(begin)

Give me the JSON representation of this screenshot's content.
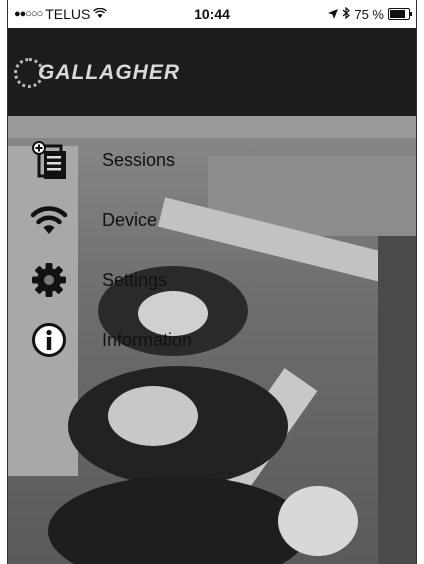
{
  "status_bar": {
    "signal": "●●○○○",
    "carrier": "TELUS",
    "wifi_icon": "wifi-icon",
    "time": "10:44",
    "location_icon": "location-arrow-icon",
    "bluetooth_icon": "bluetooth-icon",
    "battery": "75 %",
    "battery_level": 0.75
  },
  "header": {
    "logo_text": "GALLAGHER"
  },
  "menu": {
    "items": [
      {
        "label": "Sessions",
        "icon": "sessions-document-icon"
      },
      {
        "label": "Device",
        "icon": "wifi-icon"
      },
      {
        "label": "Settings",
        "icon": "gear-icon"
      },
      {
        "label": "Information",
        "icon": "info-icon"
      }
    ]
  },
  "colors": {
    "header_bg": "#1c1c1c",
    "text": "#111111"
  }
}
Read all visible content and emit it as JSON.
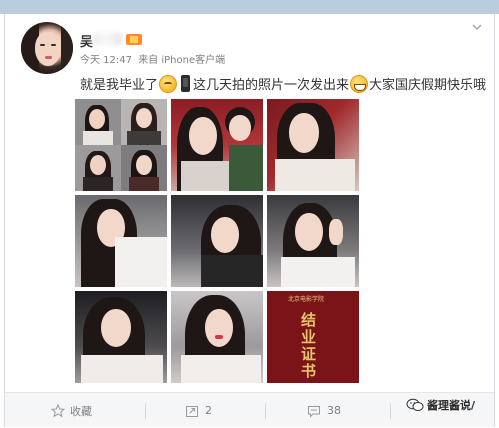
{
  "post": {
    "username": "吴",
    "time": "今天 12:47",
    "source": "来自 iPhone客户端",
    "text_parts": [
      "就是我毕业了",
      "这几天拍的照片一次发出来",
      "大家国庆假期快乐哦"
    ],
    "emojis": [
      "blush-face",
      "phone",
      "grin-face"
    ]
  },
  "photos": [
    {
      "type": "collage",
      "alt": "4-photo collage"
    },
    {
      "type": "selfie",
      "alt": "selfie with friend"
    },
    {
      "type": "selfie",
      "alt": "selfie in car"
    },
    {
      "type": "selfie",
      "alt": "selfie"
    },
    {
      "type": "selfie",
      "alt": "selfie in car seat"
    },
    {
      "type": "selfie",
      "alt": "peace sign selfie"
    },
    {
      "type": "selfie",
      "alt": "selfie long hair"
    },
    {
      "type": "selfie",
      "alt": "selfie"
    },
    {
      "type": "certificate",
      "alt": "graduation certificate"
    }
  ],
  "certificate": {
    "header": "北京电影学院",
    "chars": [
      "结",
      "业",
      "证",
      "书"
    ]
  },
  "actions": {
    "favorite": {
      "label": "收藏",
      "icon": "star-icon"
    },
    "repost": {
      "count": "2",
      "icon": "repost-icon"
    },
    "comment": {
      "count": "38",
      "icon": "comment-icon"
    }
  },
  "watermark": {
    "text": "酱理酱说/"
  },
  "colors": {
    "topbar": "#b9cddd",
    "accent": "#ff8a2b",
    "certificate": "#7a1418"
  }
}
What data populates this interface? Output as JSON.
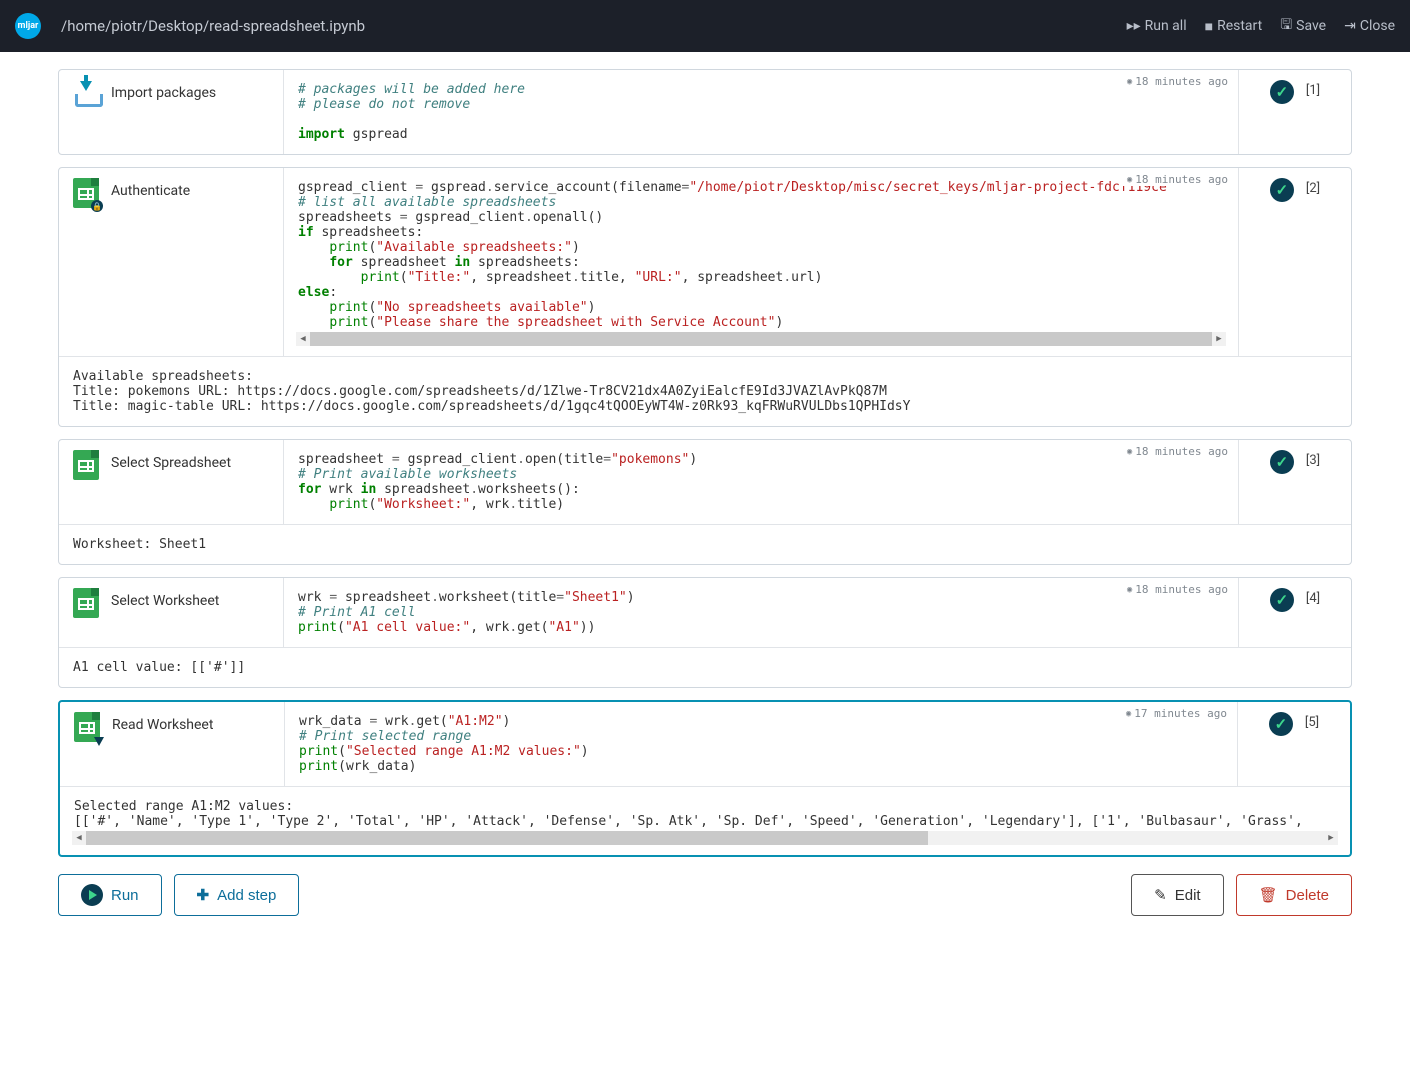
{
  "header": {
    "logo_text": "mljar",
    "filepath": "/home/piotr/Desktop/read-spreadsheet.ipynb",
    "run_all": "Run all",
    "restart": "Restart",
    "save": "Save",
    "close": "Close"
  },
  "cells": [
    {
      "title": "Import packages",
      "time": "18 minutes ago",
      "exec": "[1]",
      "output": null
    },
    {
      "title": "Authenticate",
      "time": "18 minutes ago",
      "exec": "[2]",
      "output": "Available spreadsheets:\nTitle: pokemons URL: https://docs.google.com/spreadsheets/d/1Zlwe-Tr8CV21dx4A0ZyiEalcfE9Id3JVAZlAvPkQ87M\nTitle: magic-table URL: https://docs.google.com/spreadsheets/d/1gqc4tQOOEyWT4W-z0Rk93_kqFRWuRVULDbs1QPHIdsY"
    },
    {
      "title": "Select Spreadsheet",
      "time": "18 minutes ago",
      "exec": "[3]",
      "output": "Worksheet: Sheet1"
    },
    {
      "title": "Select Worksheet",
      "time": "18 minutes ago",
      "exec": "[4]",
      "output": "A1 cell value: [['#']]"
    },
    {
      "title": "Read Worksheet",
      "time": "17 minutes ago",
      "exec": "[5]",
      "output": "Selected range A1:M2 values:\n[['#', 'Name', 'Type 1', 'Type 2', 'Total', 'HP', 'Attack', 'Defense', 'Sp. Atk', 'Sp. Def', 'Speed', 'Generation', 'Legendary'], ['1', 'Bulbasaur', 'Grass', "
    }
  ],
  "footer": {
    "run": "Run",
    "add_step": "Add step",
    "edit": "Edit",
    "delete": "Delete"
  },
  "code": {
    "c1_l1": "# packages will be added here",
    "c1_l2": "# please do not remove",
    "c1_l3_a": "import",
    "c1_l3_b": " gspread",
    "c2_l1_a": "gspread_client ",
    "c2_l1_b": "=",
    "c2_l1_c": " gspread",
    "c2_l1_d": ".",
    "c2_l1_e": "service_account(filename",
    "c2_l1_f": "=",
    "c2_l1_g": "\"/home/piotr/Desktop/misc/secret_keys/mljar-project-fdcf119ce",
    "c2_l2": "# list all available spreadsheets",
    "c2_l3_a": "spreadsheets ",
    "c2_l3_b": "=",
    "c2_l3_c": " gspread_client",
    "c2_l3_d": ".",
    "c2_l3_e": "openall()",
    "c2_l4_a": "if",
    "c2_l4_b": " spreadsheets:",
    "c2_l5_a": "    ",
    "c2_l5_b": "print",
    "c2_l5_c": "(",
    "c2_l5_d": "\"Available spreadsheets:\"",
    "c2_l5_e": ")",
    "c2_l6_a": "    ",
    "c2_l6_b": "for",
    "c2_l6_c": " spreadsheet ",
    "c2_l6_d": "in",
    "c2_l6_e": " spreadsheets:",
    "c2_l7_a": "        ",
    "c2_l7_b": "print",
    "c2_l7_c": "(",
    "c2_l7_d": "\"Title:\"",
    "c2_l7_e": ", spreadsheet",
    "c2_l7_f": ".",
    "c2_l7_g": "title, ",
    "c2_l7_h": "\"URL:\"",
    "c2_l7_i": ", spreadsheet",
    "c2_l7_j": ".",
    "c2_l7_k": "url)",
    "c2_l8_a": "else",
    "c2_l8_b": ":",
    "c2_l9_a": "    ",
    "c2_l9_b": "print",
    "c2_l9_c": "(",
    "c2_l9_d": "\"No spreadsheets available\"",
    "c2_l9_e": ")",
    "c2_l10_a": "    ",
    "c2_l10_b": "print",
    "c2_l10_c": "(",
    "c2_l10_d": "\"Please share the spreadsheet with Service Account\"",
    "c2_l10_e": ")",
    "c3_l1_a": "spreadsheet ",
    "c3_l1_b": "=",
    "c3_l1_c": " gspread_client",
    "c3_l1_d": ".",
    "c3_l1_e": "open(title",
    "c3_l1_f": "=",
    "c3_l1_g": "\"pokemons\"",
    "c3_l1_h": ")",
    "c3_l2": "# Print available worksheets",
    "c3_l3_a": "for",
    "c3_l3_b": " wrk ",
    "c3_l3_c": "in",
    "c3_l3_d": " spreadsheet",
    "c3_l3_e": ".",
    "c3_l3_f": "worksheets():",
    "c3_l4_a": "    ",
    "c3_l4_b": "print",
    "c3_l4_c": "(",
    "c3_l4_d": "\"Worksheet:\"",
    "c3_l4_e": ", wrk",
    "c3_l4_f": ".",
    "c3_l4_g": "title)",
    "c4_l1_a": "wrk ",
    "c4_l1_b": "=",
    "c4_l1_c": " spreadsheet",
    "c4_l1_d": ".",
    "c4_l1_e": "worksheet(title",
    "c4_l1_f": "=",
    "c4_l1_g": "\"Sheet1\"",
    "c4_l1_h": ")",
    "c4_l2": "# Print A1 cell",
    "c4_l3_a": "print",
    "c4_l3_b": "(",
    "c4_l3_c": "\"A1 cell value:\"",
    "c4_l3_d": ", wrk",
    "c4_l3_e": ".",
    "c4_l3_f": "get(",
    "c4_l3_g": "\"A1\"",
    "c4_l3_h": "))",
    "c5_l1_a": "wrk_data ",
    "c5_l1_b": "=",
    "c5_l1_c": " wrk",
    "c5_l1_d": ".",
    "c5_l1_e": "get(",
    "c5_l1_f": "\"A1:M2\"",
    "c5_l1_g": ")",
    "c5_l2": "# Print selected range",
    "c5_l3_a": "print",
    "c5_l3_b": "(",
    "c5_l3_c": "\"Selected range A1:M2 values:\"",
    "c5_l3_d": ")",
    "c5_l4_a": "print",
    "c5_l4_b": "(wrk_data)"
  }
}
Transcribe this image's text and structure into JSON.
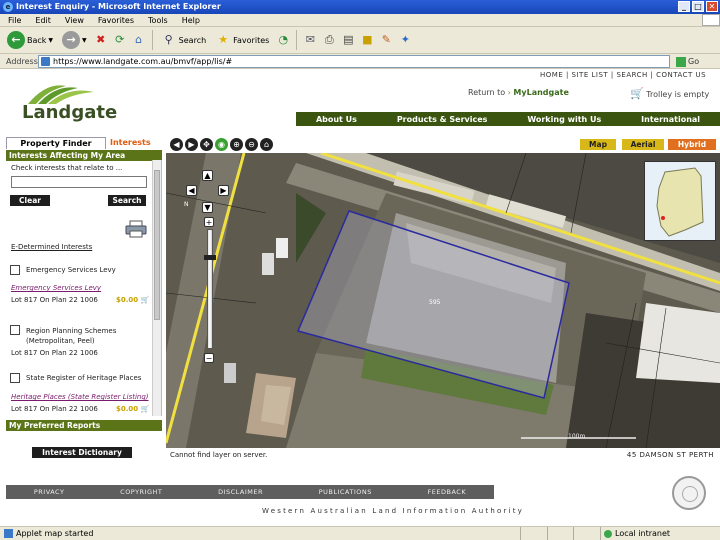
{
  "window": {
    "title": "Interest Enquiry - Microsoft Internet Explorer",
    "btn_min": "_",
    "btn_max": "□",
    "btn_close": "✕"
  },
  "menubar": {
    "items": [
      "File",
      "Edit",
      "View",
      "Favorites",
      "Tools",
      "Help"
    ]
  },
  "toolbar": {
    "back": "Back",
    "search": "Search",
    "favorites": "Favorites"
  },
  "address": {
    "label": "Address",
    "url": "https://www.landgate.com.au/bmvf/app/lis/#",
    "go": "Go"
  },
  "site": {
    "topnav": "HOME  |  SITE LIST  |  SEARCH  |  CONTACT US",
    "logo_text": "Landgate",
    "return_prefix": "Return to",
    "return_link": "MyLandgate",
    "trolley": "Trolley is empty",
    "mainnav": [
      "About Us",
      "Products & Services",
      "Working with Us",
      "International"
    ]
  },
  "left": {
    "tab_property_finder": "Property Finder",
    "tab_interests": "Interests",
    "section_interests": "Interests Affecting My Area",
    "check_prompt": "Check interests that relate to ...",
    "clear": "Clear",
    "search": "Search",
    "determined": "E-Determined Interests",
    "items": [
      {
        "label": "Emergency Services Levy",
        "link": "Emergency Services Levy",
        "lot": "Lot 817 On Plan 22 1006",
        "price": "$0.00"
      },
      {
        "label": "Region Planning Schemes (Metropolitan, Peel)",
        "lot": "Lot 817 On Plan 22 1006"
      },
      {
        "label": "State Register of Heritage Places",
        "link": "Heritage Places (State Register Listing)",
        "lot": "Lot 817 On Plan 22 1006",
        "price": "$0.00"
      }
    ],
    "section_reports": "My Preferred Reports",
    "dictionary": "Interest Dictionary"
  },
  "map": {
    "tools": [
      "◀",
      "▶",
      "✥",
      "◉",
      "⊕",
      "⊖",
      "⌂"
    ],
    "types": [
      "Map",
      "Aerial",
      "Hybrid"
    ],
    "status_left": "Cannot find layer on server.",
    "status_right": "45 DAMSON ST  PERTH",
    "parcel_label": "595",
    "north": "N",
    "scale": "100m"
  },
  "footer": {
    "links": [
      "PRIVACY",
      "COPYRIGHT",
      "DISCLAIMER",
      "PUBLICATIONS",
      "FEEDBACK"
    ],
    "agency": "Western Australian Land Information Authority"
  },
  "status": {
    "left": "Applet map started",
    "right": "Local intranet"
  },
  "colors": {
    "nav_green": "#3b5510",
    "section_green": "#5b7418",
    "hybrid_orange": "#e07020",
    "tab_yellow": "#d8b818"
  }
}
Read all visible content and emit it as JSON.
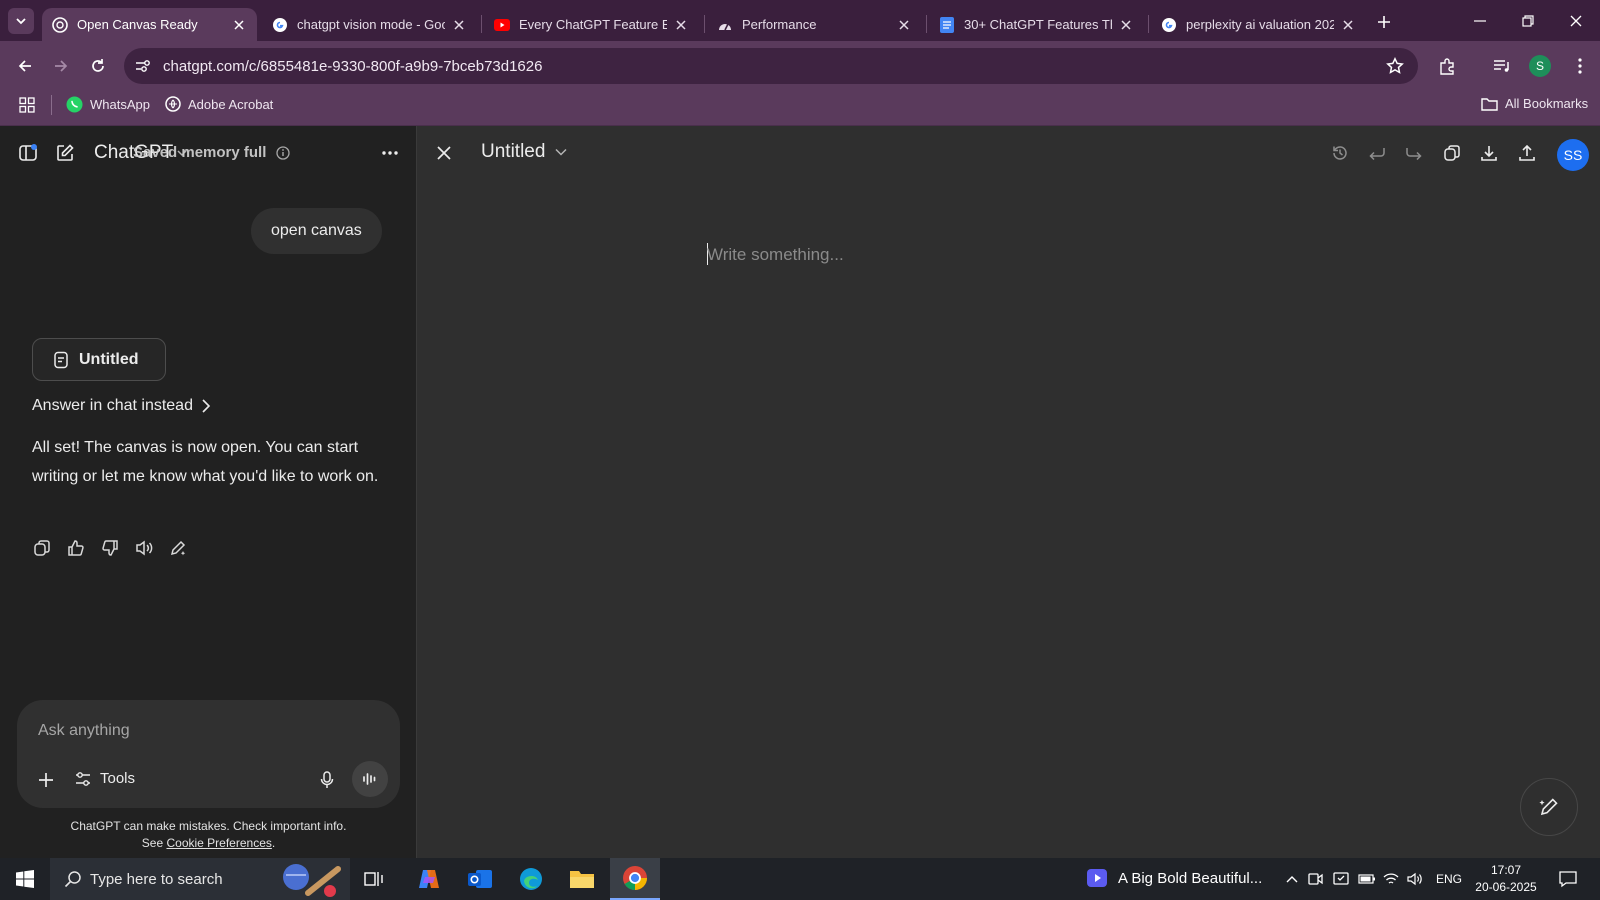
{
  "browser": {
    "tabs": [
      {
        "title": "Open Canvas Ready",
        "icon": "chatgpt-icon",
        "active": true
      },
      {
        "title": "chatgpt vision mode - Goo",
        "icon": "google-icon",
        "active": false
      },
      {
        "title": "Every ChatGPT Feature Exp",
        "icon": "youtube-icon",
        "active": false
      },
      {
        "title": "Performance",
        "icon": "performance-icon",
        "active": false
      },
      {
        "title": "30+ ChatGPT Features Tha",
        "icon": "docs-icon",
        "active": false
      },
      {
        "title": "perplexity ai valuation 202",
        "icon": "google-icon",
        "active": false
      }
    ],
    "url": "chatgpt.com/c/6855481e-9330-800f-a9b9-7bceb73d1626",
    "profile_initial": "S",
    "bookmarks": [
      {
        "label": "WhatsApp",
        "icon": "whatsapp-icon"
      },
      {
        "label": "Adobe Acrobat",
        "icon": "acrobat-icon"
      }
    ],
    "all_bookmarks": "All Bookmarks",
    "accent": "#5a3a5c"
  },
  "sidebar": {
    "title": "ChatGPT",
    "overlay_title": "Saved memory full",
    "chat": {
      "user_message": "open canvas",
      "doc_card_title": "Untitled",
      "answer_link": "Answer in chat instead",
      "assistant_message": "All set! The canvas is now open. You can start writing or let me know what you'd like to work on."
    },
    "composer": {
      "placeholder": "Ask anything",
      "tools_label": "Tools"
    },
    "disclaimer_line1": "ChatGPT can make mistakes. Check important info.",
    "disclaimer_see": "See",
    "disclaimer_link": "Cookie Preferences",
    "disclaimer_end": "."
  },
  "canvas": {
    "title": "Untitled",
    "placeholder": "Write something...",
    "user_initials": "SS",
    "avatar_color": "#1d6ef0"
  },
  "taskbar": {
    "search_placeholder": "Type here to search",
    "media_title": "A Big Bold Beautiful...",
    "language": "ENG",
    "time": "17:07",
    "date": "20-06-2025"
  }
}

(end)

## [Work instructions]
Each line containing the word "Services" counts once; report the total alone.

## [Output]
3